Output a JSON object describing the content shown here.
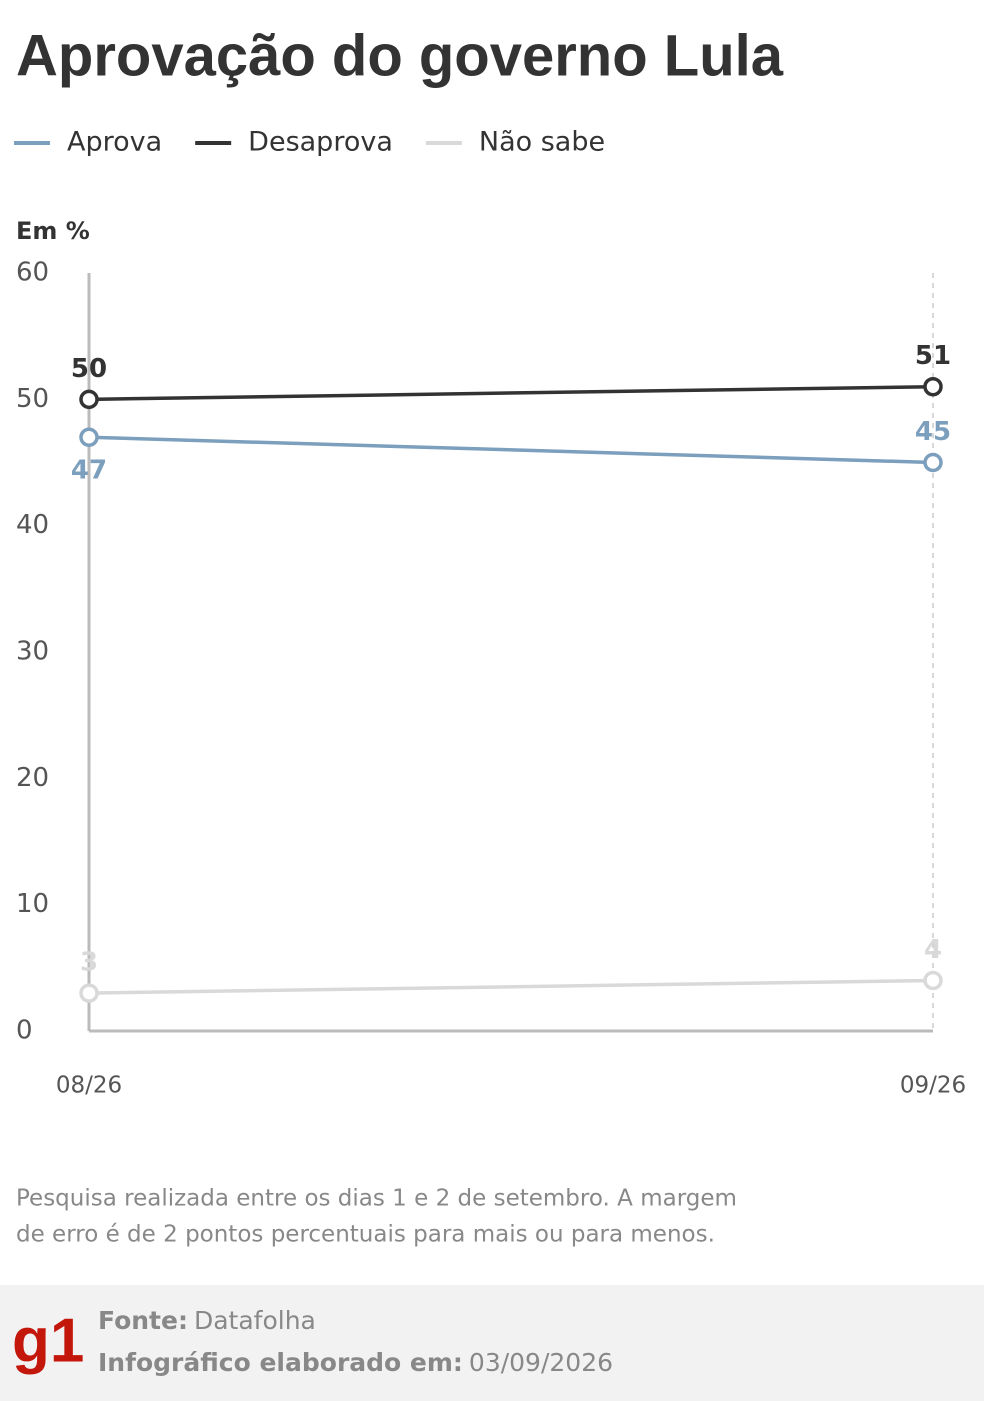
{
  "chart_data": {
    "type": "line",
    "title": "Aprovação do governo Lula",
    "y_label": "Em %",
    "categories": [
      "08/26",
      "09/26"
    ],
    "series": [
      {
        "name": "Aprova",
        "color": "#7b9fbd",
        "values": [
          47,
          45
        ]
      },
      {
        "name": "Desaprova",
        "color": "#333333",
        "values": [
          50,
          51
        ]
      },
      {
        "name": "Não sabe",
        "color": "#d9d9d9",
        "values": [
          3,
          4
        ]
      }
    ],
    "ylim": [
      0,
      60
    ],
    "yticks": [
      0,
      10,
      20,
      30,
      40,
      50,
      60
    ],
    "note": [
      "Pesquisa realizada entre os dias 1 e 2 de setembro. A margem",
      "de erro é de 2 pontos percentuais para mais ou para menos."
    ],
    "footer": {
      "logo": "g1",
      "source_label": "Fonte:",
      "source": "Datafolha",
      "date_label": "Infográfico elaborado em:",
      "date": "03/09/2026"
    }
  }
}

+++

**DIRECTIONS FOR THIS TASK:** Copy out every line of the material above exactly, skipping the pictures.

**COMPLETE RESPONSE:**
Output a JSON object describing the content shown here.
{
  "chart_data": {
    "type": "line",
    "title": "Aprovação do governo Lula",
    "y_label": "Em %",
    "categories": [
      "08/26",
      "09/26"
    ],
    "series": [
      {
        "name": "Aprova",
        "color": "#7b9fbd",
        "values": [
          47,
          45
        ]
      },
      {
        "name": "Desaprova",
        "color": "#333333",
        "values": [
          50,
          51
        ]
      },
      {
        "name": "Não sabe",
        "color": "#d9d9d9",
        "values": [
          3,
          4
        ]
      }
    ],
    "ylim": [
      0,
      60
    ],
    "yticks": [
      0,
      10,
      20,
      30,
      40,
      50,
      60
    ],
    "note": [
      "Pesquisa realizada entre os dias 1 e 2 de setembro. A margem",
      "de erro é de 2 pontos percentuais para mais ou para menos."
    ],
    "footer": {
      "logo": "g1",
      "source_label": "Fonte:",
      "source": "Datafolha",
      "date_label": "Infográfico elaborado em:",
      "date": "03/09/2026"
    }
  }
}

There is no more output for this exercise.